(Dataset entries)
-- BEGIN --
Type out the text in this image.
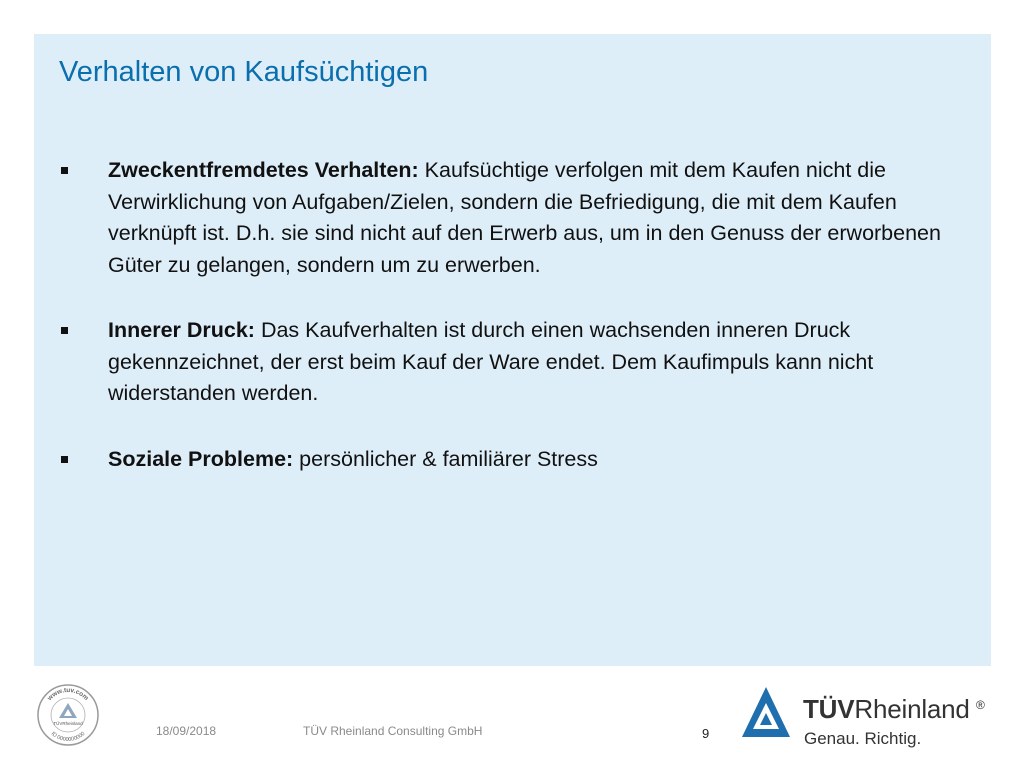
Verhalten von Kaufsüchtigen
Zweckentfremdetes Verhalten: Kaufsüchtige verfolgen mit dem Kaufen nicht die Verwirklichung von Aufgaben/Zielen, sondern die Befriedigung, die mit dem Kaufen verknüpft ist. D.h. sie sind nicht auf den Erwerb aus, um in den Genuss der erworbenen Güter zu gelangen, sondern um zu erwerben.
Innerer Druck: Das Kaufverhalten ist durch einen wachsenden inneren Druck gekennzeichnet, der erst beim Kauf der Ware endet. Dem Kaufimpuls kann nicht widerstanden werden.
Soziale Probleme: persönlicher & familiärer Stress
www.tuv.com
ID 0000000000
TÜVRheinland
18/09/2018	TÜV Rheinland Consulting GmbH	9
TÜVRheinland ®
Genau. Richtig.
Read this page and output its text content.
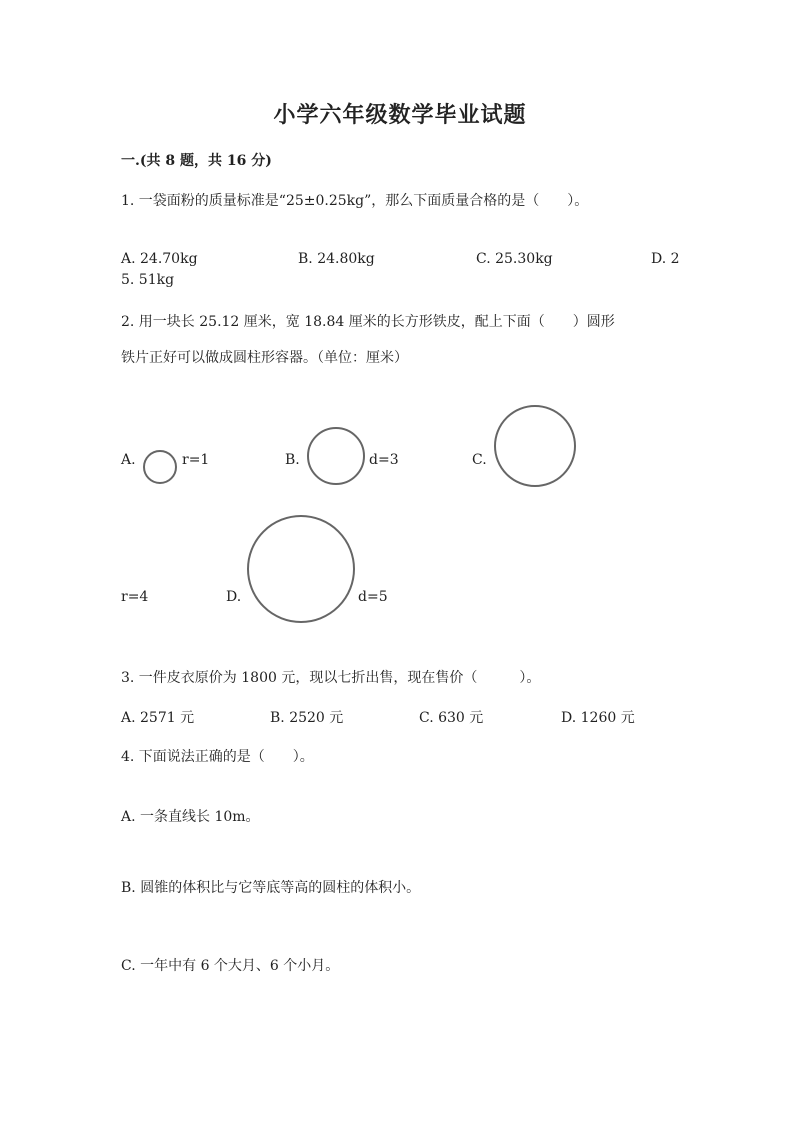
小学六年级数学毕业试题
一.(共 8 题，共 16 分)
1. 一袋面粉的质量标准是“25±0.25kg”，那么下面质量合格的是（　　）。
A. 24.70kg	B. 24.80kg	C. 25.30kg	D. 2
5. 51kg
2. 用一块长 25.12 厘米，宽 18.84 厘米的长方形铁皮，配上下面（　　）圆形
铁片正好可以做成圆柱形容器。（单位：厘米）
A.	r=1	B.	d=3	C.
r=4	D.	d=5
3. 一件皮衣原价为 1800 元，现以七折出售，现在售价（　　　）。
A. 2571 元	B. 2520 元	C. 630 元	D. 1260 元
4. 下面说法正确的是（　　）。
A. 一条直线长 10m。
B. 圆锥的体积比与它等底等高的圆柱的体积小。
C. 一年中有 6 个大月、6 个小月。
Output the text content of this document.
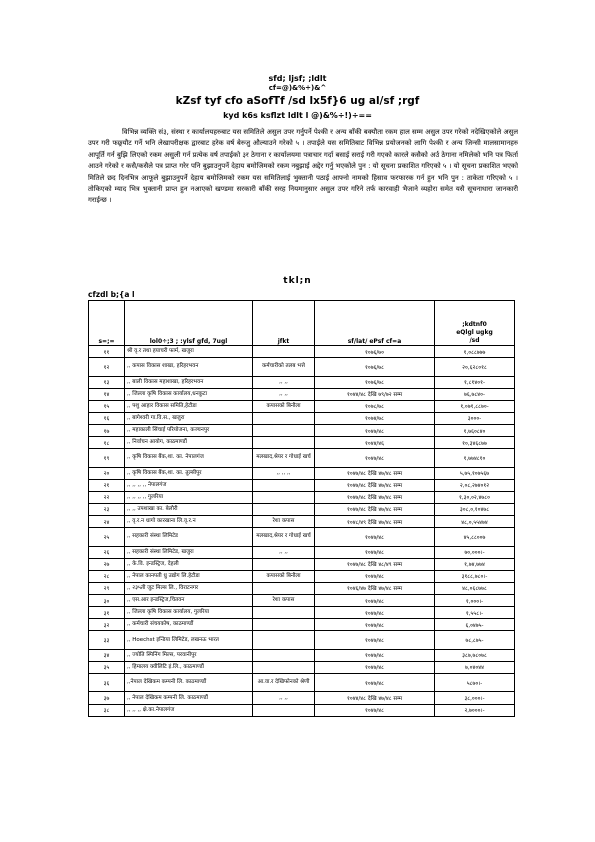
sfd; ljsf; ;ldlt
cf=@)&%÷)&^
kZsf tyf cfo aSofTf /sd lx5f}6 ug al/sf ;rgf
kyd k6s ksflzt ldlt l @)&%÷!)÷==
विभिन्न व्यक्ति सं३, संस्था र कार्यालयहरुबाट यस समितिले असुल उपर गर्नुपर्ने पेश्की र अन्य बाँकी बक्यौता रकम हाल सम्म असुल उपर गरेको नदेखिएकोले असुल उपर गरी फछ्र्यौट गर्ने भनि लेखापरीक्षक द्वारबाट हरेक वर्ष बेरुजु औल्याउने गरेको ५ । तपाईले यस समितिबाट विभिन्न प्रयोजनको लागि पेश्की र अन्य जिन्सी मालसामानहरु आपूर्ति गर्न बुझि लिएको रकम असुली गर्न प्रत्येक वर्ष तपाईको ३र ठेगाना र कार्यालयमा पत्राचार गर्दा बसाई सराई गरी गएको कारले कसैको अर्उ ठेगाना नमिलेको भनि पत्र फिर्ता आउने गरेको र कसै/कसैले पत्र प्राप्त गरेर पनि बुझाउनुपर्ने देहाय बमोजिमको रकम नबुझाई अद्देर गर्नु भएकोले पुन : यो सूचना प्रकाशित गरिएको ५ । यो सूचना प्रकाशित भएको मितिले छद दिनभित्र आफूले बुझाउनुपर्ने देहाय बमोजिमको रकम यस समितिलाई भुक्तानी पठाई आफ्नो नामको हिसाव फरफारक गर्न हुन भनि पुन : ताकेता गरिएको ५ । तोकिएको म्याद भित्र भुक्तानी प्राप्त हुन नआएको खण्डमा सरकारी बाँकी सरह नियमानुसार असुल उपर गरिने तर्फ कारवाही भैजाने व्यहोरा समेत यसै सूचनाधारा जानकारी गराईन्छ ।
tkl;n
cfzdl b;{a l
s=;=	lol0÷;3 ; :ylsf gfd, 7ugl	jfkt	sf/lat/ ePsf cf=a	;kdtnf0
eQlgl ugkg
/sd
११	श्री वृ.र तथा हयाचरी फार्म, खजुरा		१०७६/७०	१,०८८७७७
१२	,, कपास विकास शाखा, हरिहरभवन	कर्मचारीको तलब भत्ते	१०७६/७८	२०,६२८०१८
१३	,, बाली विकास महाशाखा, हरिहरभवन	,, ,,	१०७६/७८	१,८१४०१-
१४	,, जिल्ला कृषि विकास कार्यालय,धनकुटा	,, ,,	१०४४/४८ देखि ७९/७२ सम्म	७६,७८४०-
१५	,, पशु आहार विकास समिति,हेटौडा	कपासको बिनौला	१०७८/७८	१,०७१,८८७०-
१६	,, बागेश्वरी गा.वि.स., खजुरा		१०७४/७८	३०००-
१७	,, महाकाली सिंचाई परियोजना, कञ्चनपुर		१०४७/४८	१,७६०८४०
१८	,, निर्वाचन आयोग, काठमाण्डौं		१०४४/४६	१०,३४६८७७
१९	,, कृषि विकास बैंक,शा. का. नेपालगंज	मलखाद,श्रेयर र गोधाई खर्च	१०४७/४८	१,७७४८१०
२०	,, कृषि विकास बैंक,शा. का. तुल्सीपुर	,, ,, ,,	१०४७/४८ देखि ४७/४८ सम्म	५,७५,१०७५६७
२१	,, ,, ,, ,, नेपालगंज		१०४७/४८ देखि ४७/४८ सम्म	२,०८,२७४०१२
२२	,, ,, ,, ,, गुलरिया		१०४७/४८ देखि ४७/४८ सम्म	१,३०,०२,४७८०
२३	,, ,, उपशाखा का. बेलौरी		१०४७/४८ देखि ४७/४८ सम्म	३०८,०,१०४७८
२४	,, वृ.र.न धागो कारखाना लि.वृ.र.न	रेशा कपास	१०४८/४९ देखि ४७/४८ सम्म	४८,०,५५४७४
२५	,, सहकारी संस्था लिमिटेड	मलखाद,श्रेयर र गोधाई खर्च	१०४७/४८	४५,८८००७
२६	,, सहकारी संस्था लिमिटेड, खजुरा	,, ,,	१०४७/४८	७०,०००।-
२७	,, के.वि. इन्डस्ट्रिज, देहली		१०४७/४८ देखि ४८/४९ सम्म	१,७४,७७४
२८	,, नेपाल कानपती धु उद्योग लि.हेटौडा	कपासको बिनौला	१०४७/४८	३१८८,७८०।-
२९	,, २३५ती जुट मिल्स लि., विराटनगर		१०४६/४७ देखि ४७/४८ सम्म	४८,०६८७७८
३०	,, एस.आर इन्डस्ट्रिज,चितवन	रेशा कपास	१०४७/४८	१,०००।-
३१	,, जिल्ला कृषि विकास कार्यालय, गुलरिया		१०४७/४८	१,५५८।-
३२	,, कर्मचारी संचयकोष, काठमाण्डौं		१०४७/४८	६,०४७५-
३३	,, Hoechst इन्डिया लिमिटेड, लखनऊ भारत		१०४७/४८	७८,८७५-
३४	,, ज्योति स्पिनिंग मिल्स, परवानीपुर		१०४७/४८	३८७,७८०७८
३५	,, हिमालय क्वीलिटि इं.लि., काठमाण्डौं		१०४७/४८	७,०४०४४
३६	,,नेपाल देखिकम कम्पनी लि. काठमाण्डौं	आ.वा.र देखिफोनको श्रेणी	१०४७/४८	५८७०।-
३७	,, नेपाल देखिकम कम्पनी लि. काठमाण्डौं	,, ,,	१०४४/४८ देखि ४७/४८ सम्म	३८,०००।-
३८	,, ,, ,, क्षे.का.नेपालगंज		१०४७/४८	२,७०००।-
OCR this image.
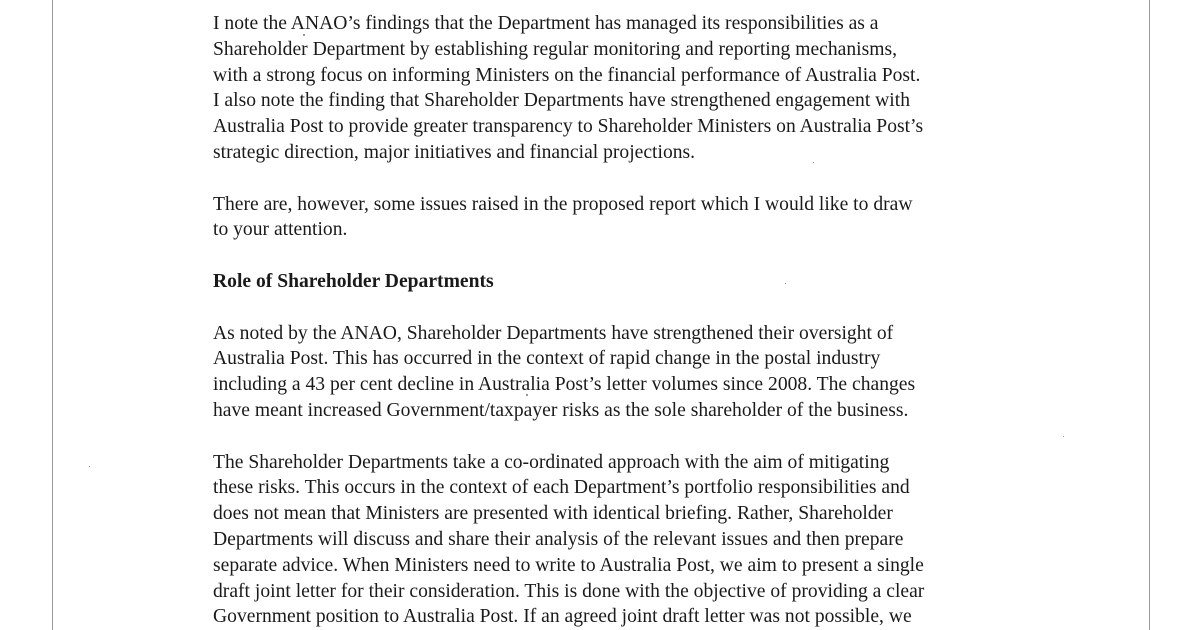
I note the ANAO’s findings that the Department has managed its responsibilities as a

Shareholder Department by establishing regular monitoring and reporting mechanisms,

with a strong focus on informing Ministers on the financial performance of Australia Post.

I also note the finding that Shareholder Departments have strengthened engagement with

Australia Post to provide greater transparency to Shareholder Ministers on Australia Post’s

strategic direction, major initiatives and financial projections.

There are, however, some issues raised in the proposed report which I would like to draw

to your attention.

Role of Shareholder Departments

As noted by the ANAO, Shareholder Departments have strengthened their oversight of

Australia Post. This has occurred in the context of rapid change in the postal industry

including a 43 per cent decline in Australia Post’s letter volumes since 2008. The changes

have meant increased Government/taxpayer risks as the sole shareholder of the business.

The Shareholder Departments take a co-ordinated approach with the aim of mitigating

these risks. This occurs in the context of each Department’s portfolio responsibilities and

does not mean that Ministers are presented with identical briefing. Rather, Shareholder

Departments will discuss and share their analysis of the relevant issues and then prepare

separate advice. When Ministers need to write to Australia Post, we aim to present a single

draft joint letter for their consideration. This is done with the objective of providing a clear

Government position to Australia Post. If an agreed joint draft letter was not possible, we
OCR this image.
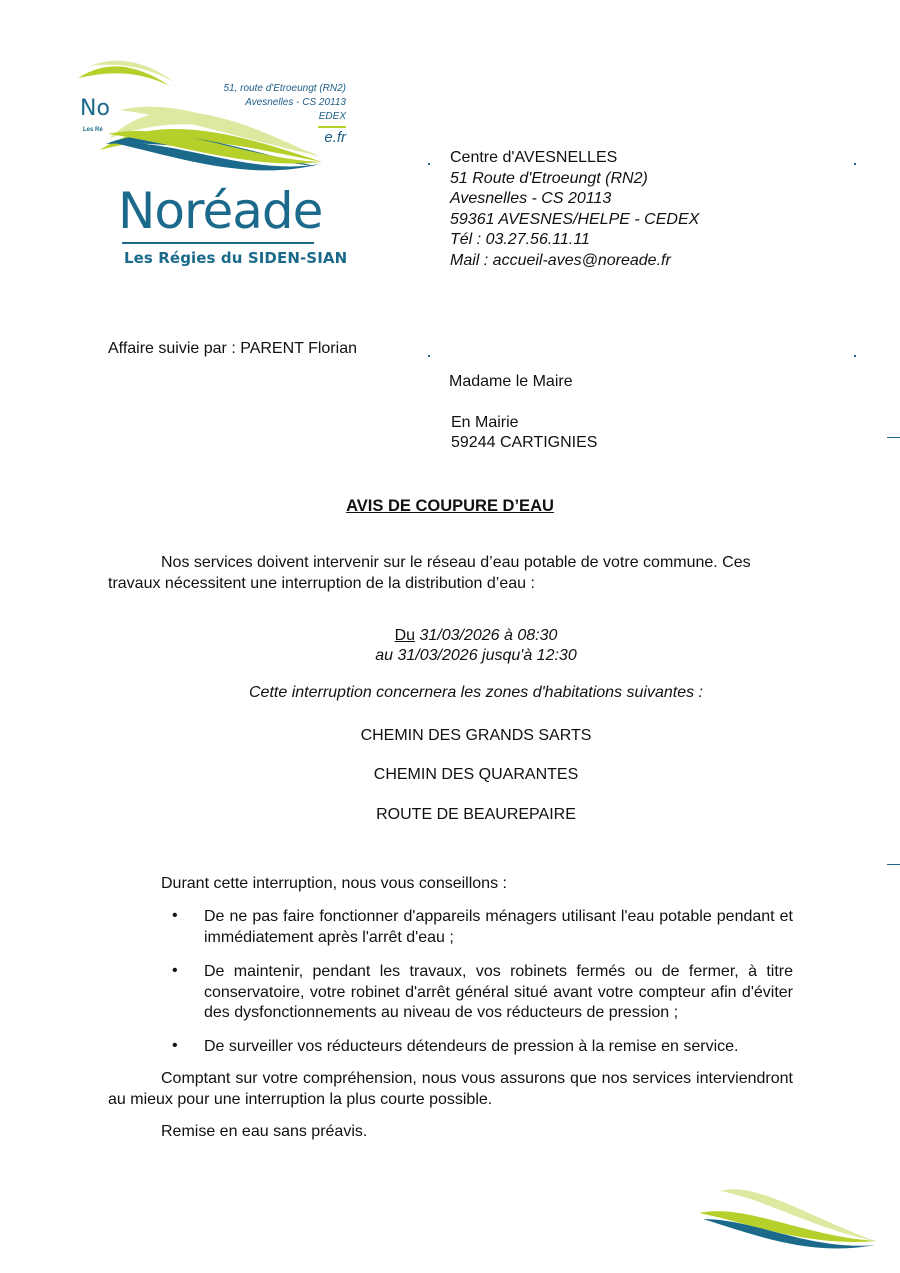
No
Les Ré
51, route d'Etroeungt (RN2)
Avesnelles - CS 20113
EDEX
e.fr
Noréade
Les Régies du SIDEN-SIAN
Centre d'AVESNELLES
51 Route d'Etroeungt (RN2)
Avesnelles - CS 20113
59361 AVESNES/HELPE - CEDEX
Tél : 03.27.56.11.11
Mail : accueil-aves@noreade.fr
Affaire suivie par : PARENT Florian
Madame le Maire
En Mairie
59244 CARTIGNIES
AVIS DE COUPURE D’EAU
Nos services doivent intervenir sur le réseau d’eau potable de votre commune. Ces travaux nécessitent une interruption de la distribution d’eau :
Du 31/03/2026 à 08:30
au 31/03/2026 jusqu'à 12:30
Cette interruption concernera les zones d'habitations suivantes :
CHEMIN DES GRANDS SARTS
CHEMIN DES QUARANTES
ROUTE DE BEAUREPAIRE
Durant cette interruption, nous vous conseillons :
• De ne pas faire fonctionner d'appareils ménagers utilisant l'eau potable pendant et immédiatement après l'arrêt d'eau ;
• De maintenir, pendant les travaux, vos robinets fermés ou de fermer, à titre conservatoire, votre robinet d'arrêt général situé avant votre compteur afin d'éviter des dysfonctionnements au niveau de vos réducteurs de pression ;
• De surveiller vos réducteurs détendeurs de pression à la remise en service.
Comptant sur votre compréhension, nous vous assurons que nos services interviendront au mieux pour une interruption la plus courte possible.
Remise en eau sans préavis.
-- END --
▶ What you are asked to do
From the material above, gather all lines that include the string "हरभवन" and copy them.

▶ The reply
१२	,, कपास विकास शाखा, हरिहरभवन	कर्मचारीको तलब भत्ते	१०७६/७८	२०,६२८०१८
१३	,, बाली विकास महाशाखा, हरिहरभवन	,, ,,	१०७६/७८	१,८१४०१-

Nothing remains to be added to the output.